Task to carry out ▸ Give every line of the material again, exactly as written.

** start of Data for this exercise **

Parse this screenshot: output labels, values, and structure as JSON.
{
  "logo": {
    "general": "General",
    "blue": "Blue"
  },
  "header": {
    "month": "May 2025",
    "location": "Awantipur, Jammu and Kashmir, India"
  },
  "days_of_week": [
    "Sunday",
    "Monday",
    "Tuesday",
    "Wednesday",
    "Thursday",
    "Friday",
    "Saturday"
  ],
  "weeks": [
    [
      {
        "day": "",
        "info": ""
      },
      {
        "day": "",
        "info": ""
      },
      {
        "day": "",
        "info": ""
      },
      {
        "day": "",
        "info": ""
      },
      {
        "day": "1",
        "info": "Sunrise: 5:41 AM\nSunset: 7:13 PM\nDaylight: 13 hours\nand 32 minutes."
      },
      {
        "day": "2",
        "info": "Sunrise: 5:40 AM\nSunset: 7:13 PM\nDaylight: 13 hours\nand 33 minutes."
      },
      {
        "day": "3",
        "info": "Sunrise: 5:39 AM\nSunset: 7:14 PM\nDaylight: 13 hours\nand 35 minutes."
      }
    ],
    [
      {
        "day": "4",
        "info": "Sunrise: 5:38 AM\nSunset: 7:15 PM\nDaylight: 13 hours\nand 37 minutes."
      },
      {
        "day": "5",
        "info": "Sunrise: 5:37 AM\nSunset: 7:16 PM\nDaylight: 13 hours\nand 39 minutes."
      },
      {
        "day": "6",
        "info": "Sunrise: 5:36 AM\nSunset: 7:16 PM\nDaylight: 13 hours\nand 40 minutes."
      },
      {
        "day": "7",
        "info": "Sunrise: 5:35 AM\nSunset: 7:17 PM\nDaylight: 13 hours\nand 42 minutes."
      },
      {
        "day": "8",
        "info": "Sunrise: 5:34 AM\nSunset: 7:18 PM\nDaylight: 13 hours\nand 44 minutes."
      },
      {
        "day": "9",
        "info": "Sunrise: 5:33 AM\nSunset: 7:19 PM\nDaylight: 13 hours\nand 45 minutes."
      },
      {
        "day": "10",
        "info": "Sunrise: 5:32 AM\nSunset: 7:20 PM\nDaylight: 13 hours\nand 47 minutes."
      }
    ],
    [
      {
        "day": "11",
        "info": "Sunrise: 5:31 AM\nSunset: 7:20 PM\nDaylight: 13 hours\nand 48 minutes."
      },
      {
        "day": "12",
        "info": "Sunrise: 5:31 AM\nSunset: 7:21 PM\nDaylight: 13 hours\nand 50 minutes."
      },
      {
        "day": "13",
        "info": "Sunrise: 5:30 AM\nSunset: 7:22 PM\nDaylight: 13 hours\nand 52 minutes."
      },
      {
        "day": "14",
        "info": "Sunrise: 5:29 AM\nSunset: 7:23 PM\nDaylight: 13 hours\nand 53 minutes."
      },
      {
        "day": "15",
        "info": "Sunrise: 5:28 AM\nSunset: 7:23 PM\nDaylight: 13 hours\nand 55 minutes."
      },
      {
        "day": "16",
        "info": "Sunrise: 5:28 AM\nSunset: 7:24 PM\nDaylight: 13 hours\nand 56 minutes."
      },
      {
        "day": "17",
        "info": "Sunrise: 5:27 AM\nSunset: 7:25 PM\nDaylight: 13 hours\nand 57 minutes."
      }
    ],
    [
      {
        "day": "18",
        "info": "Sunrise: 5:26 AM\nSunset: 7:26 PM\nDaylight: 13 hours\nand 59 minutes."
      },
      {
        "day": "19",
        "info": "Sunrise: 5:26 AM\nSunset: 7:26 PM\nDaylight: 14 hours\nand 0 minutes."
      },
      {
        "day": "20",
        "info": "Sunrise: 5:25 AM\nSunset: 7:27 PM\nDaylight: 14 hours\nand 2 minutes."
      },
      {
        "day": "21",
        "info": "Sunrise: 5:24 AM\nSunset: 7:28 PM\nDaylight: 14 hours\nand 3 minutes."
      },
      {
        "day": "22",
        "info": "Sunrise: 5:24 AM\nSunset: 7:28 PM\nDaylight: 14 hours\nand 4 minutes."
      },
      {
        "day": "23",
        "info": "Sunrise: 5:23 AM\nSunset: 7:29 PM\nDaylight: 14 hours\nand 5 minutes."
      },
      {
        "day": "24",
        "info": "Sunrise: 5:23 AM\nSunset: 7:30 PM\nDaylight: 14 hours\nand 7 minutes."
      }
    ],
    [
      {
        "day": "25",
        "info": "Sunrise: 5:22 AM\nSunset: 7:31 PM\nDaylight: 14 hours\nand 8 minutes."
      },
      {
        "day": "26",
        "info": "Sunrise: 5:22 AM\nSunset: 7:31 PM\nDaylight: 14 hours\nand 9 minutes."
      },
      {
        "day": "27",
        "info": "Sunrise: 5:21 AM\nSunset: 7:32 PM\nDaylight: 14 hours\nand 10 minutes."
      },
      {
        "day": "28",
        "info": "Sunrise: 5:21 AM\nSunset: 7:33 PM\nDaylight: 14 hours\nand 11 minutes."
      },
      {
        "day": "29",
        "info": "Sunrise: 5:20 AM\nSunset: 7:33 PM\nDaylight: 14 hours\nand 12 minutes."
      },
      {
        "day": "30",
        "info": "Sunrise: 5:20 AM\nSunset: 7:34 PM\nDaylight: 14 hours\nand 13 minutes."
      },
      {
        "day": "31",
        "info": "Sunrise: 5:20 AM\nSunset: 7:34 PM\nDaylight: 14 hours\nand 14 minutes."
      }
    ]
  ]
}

** end of Data for this exercise **

Written response ▸
Parse this screenshot: output labels, values, and structure as JSON.
{
  "logo": {
    "general": "General",
    "blue": "Blue"
  },
  "header": {
    "month": "May 2025",
    "location": "Awantipur, Jammu and Kashmir, India"
  },
  "days_of_week": [
    "Sunday",
    "Monday",
    "Tuesday",
    "Wednesday",
    "Thursday",
    "Friday",
    "Saturday"
  ],
  "weeks": [
    [
      {
        "day": "",
        "info": ""
      },
      {
        "day": "",
        "info": ""
      },
      {
        "day": "",
        "info": ""
      },
      {
        "day": "",
        "info": ""
      },
      {
        "day": "1",
        "info": "Sunrise: 5:41 AM\nSunset: 7:13 PM\nDaylight: 13 hours\nand 32 minutes."
      },
      {
        "day": "2",
        "info": "Sunrise: 5:40 AM\nSunset: 7:13 PM\nDaylight: 13 hours\nand 33 minutes."
      },
      {
        "day": "3",
        "info": "Sunrise: 5:39 AM\nSunset: 7:14 PM\nDaylight: 13 hours\nand 35 minutes."
      }
    ],
    [
      {
        "day": "4",
        "info": "Sunrise: 5:38 AM\nSunset: 7:15 PM\nDaylight: 13 hours\nand 37 minutes."
      },
      {
        "day": "5",
        "info": "Sunrise: 5:37 AM\nSunset: 7:16 PM\nDaylight: 13 hours\nand 39 minutes."
      },
      {
        "day": "6",
        "info": "Sunrise: 5:36 AM\nSunset: 7:16 PM\nDaylight: 13 hours\nand 40 minutes."
      },
      {
        "day": "7",
        "info": "Sunrise: 5:35 AM\nSunset: 7:17 PM\nDaylight: 13 hours\nand 42 minutes."
      },
      {
        "day": "8",
        "info": "Sunrise: 5:34 AM\nSunset: 7:18 PM\nDaylight: 13 hours\nand 44 minutes."
      },
      {
        "day": "9",
        "info": "Sunrise: 5:33 AM\nSunset: 7:19 PM\nDaylight: 13 hours\nand 45 minutes."
      },
      {
        "day": "10",
        "info": "Sunrise: 5:32 AM\nSunset: 7:20 PM\nDaylight: 13 hours\nand 47 minutes."
      }
    ],
    [
      {
        "day": "11",
        "info": "Sunrise: 5:31 AM\nSunset: 7:20 PM\nDaylight: 13 hours\nand 48 minutes."
      },
      {
        "day": "12",
        "info": "Sunrise: 5:31 AM\nSunset: 7:21 PM\nDaylight: 13 hours\nand 50 minutes."
      },
      {
        "day": "13",
        "info": "Sunrise: 5:30 AM\nSunset: 7:22 PM\nDaylight: 13 hours\nand 52 minutes."
      },
      {
        "day": "14",
        "info": "Sunrise: 5:29 AM\nSunset: 7:23 PM\nDaylight: 13 hours\nand 53 minutes."
      },
      {
        "day": "15",
        "info": "Sunrise: 5:28 AM\nSunset: 7:23 PM\nDaylight: 13 hours\nand 55 minutes."
      },
      {
        "day": "16",
        "info": "Sunrise: 5:28 AM\nSunset: 7:24 PM\nDaylight: 13 hours\nand 56 minutes."
      },
      {
        "day": "17",
        "info": "Sunrise: 5:27 AM\nSunset: 7:25 PM\nDaylight: 13 hours\nand 57 minutes."
      }
    ],
    [
      {
        "day": "18",
        "info": "Sunrise: 5:26 AM\nSunset: 7:26 PM\nDaylight: 13 hours\nand 59 minutes."
      },
      {
        "day": "19",
        "info": "Sunrise: 5:26 AM\nSunset: 7:26 PM\nDaylight: 14 hours\nand 0 minutes."
      },
      {
        "day": "20",
        "info": "Sunrise: 5:25 AM\nSunset: 7:27 PM\nDaylight: 14 hours\nand 2 minutes."
      },
      {
        "day": "21",
        "info": "Sunrise: 5:24 AM\nSunset: 7:28 PM\nDaylight: 14 hours\nand 3 minutes."
      },
      {
        "day": "22",
        "info": "Sunrise: 5:24 AM\nSunset: 7:28 PM\nDaylight: 14 hours\nand 4 minutes."
      },
      {
        "day": "23",
        "info": "Sunrise: 5:23 AM\nSunset: 7:29 PM\nDaylight: 14 hours\nand 5 minutes."
      },
      {
        "day": "24",
        "info": "Sunrise: 5:23 AM\nSunset: 7:30 PM\nDaylight: 14 hours\nand 7 minutes."
      }
    ],
    [
      {
        "day": "25",
        "info": "Sunrise: 5:22 AM\nSunset: 7:31 PM\nDaylight: 14 hours\nand 8 minutes."
      },
      {
        "day": "26",
        "info": "Sunrise: 5:22 AM\nSunset: 7:31 PM\nDaylight: 14 hours\nand 9 minutes."
      },
      {
        "day": "27",
        "info": "Sunrise: 5:21 AM\nSunset: 7:32 PM\nDaylight: 14 hours\nand 10 minutes."
      },
      {
        "day": "28",
        "info": "Sunrise: 5:21 AM\nSunset: 7:33 PM\nDaylight: 14 hours\nand 11 minutes."
      },
      {
        "day": "29",
        "info": "Sunrise: 5:20 AM\nSunset: 7:33 PM\nDaylight: 14 hours\nand 12 minutes."
      },
      {
        "day": "30",
        "info": "Sunrise: 5:20 AM\nSunset: 7:34 PM\nDaylight: 14 hours\nand 13 minutes."
      },
      {
        "day": "31",
        "info": "Sunrise: 5:20 AM\nSunset: 7:34 PM\nDaylight: 14 hours\nand 14 minutes."
      }
    ]
  ]
}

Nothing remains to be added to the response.